[Data listing]
## START

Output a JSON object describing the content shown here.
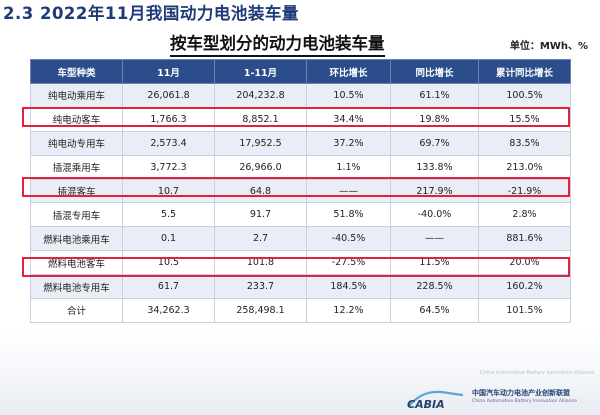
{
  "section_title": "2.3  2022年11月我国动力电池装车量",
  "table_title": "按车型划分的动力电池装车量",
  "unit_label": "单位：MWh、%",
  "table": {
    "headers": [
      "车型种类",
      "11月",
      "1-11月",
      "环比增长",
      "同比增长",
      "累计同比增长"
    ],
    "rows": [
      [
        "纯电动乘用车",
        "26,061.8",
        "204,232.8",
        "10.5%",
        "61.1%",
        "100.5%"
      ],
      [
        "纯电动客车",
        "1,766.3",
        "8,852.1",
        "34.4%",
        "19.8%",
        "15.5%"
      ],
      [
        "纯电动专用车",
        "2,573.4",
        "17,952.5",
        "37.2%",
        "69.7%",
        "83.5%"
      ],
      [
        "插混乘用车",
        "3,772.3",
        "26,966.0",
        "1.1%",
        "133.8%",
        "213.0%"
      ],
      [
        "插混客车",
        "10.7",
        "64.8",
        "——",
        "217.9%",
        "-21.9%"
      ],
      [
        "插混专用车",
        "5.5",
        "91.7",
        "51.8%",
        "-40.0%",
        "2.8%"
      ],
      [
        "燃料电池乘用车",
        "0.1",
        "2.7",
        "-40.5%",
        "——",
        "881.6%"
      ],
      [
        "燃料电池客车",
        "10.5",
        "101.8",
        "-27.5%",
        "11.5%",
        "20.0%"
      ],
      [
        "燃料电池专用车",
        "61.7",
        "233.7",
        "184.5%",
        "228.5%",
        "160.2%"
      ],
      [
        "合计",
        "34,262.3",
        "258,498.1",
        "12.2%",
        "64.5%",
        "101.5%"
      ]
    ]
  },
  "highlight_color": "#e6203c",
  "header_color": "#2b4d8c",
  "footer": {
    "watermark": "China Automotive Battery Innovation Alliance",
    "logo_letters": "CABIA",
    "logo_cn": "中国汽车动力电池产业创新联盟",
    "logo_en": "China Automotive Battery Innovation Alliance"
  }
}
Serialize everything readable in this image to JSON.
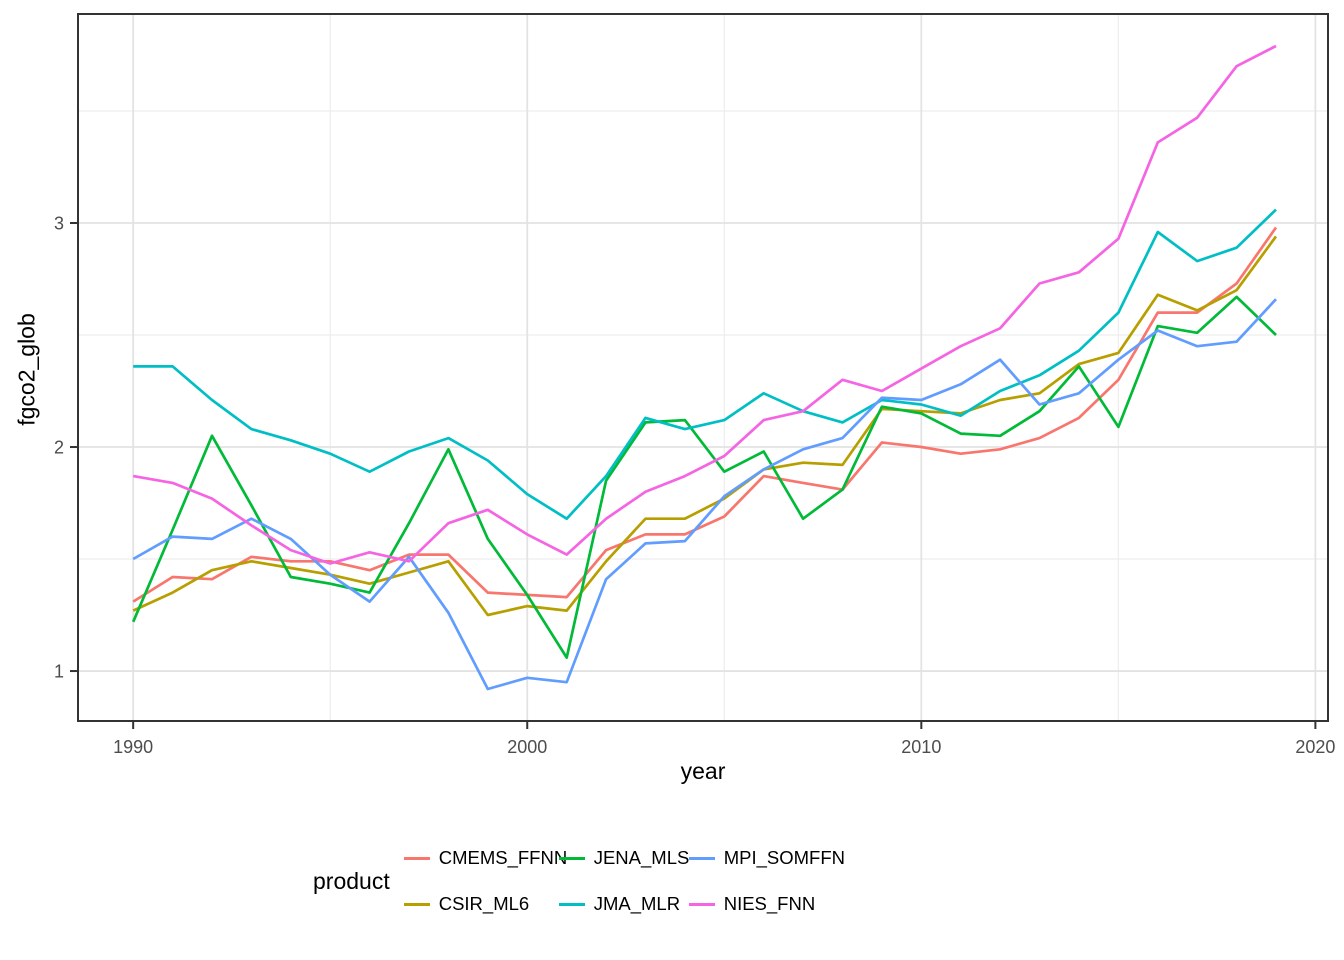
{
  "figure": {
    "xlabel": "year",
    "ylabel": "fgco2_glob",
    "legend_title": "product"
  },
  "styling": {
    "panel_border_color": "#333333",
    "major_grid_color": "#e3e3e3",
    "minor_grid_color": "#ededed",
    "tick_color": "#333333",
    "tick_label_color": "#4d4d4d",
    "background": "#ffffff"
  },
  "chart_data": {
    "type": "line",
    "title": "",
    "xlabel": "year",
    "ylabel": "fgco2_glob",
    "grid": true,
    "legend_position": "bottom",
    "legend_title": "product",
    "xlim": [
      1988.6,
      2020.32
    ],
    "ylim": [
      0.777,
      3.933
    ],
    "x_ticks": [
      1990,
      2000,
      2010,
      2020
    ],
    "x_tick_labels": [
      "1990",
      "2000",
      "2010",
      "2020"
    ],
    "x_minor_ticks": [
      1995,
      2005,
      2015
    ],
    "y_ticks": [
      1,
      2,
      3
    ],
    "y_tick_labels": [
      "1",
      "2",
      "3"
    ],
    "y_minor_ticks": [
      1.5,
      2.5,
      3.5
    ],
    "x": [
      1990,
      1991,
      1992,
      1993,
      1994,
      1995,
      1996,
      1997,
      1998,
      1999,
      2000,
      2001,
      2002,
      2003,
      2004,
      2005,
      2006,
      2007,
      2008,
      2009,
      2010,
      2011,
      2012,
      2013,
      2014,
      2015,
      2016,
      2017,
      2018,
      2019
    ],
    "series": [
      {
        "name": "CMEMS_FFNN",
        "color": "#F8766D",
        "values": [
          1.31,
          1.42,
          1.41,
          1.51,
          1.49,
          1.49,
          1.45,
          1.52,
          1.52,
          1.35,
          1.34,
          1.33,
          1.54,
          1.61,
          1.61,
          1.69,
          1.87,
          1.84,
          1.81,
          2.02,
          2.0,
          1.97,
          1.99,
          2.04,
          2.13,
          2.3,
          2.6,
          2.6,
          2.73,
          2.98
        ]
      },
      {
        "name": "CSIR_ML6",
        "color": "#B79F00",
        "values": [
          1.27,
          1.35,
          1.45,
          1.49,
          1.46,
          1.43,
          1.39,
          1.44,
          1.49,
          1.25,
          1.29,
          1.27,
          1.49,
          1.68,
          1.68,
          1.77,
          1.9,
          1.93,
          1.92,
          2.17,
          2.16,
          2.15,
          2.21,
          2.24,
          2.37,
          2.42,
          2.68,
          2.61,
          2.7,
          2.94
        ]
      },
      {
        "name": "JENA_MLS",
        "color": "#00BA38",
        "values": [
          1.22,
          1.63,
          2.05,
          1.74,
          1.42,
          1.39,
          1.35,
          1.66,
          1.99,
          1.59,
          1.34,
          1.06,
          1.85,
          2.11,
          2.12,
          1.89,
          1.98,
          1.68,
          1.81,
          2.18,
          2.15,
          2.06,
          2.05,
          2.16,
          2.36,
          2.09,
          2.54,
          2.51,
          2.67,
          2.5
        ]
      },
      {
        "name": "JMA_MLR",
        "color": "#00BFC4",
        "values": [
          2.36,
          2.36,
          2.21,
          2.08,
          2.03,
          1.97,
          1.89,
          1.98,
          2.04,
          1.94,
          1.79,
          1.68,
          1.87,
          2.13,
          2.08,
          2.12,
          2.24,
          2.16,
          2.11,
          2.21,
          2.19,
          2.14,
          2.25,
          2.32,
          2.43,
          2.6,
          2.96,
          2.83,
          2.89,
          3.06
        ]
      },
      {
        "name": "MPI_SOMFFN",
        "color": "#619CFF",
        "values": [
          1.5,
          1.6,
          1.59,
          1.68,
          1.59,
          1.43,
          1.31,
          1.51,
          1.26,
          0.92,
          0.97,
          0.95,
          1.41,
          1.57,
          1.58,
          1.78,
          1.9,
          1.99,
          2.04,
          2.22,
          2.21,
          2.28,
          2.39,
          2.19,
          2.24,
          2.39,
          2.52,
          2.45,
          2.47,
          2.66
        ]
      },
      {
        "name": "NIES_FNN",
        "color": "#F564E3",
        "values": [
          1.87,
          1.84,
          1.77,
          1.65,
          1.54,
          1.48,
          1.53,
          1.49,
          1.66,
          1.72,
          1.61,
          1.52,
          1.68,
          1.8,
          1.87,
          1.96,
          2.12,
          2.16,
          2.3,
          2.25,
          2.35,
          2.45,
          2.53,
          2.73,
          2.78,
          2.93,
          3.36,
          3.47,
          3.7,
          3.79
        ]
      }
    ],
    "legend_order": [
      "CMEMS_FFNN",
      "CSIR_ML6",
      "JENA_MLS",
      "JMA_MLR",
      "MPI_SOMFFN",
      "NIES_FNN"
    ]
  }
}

## END
## START

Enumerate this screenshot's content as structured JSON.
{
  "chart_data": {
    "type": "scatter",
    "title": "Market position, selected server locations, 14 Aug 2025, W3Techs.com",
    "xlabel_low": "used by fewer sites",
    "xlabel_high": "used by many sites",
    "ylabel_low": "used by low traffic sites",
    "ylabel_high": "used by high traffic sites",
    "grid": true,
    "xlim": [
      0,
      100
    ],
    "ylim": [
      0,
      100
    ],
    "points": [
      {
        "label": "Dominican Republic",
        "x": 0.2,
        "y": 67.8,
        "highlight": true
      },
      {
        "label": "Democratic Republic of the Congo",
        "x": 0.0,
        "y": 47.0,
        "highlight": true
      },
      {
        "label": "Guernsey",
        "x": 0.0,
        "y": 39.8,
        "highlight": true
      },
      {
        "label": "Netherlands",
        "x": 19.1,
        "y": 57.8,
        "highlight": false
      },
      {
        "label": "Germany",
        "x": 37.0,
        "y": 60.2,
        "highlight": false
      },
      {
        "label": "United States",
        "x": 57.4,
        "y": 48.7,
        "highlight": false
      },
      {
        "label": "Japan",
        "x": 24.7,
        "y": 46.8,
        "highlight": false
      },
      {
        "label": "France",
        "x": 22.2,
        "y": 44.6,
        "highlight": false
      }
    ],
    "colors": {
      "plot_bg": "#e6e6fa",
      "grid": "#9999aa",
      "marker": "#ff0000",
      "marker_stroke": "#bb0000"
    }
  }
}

## END
## START

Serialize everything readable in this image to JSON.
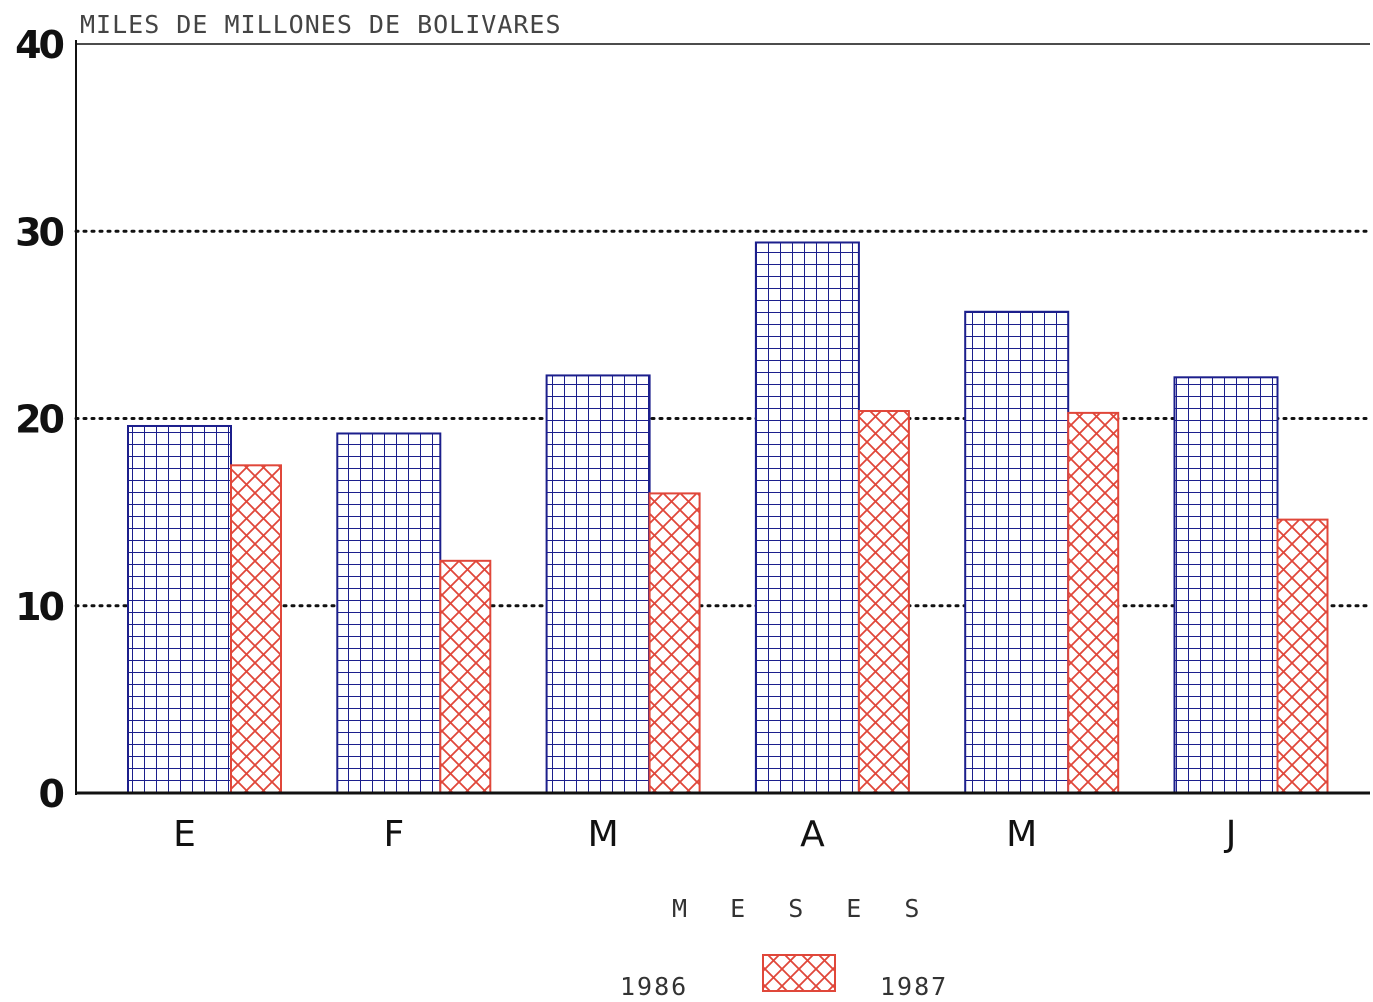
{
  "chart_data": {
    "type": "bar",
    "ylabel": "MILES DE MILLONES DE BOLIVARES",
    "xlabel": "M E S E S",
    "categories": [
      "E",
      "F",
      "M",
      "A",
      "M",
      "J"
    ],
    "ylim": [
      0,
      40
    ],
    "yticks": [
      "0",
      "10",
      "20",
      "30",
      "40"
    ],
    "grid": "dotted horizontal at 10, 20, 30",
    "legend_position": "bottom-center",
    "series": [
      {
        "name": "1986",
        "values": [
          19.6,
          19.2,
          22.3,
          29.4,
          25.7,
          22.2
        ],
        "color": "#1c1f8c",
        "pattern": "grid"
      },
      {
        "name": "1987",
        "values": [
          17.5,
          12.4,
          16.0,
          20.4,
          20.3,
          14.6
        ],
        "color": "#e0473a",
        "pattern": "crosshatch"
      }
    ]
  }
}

## END

** REQUIRED TASK **
State how many lines of the listing hold the string "China"; reply with the number and nothing else.

** FULL ANSWER **
2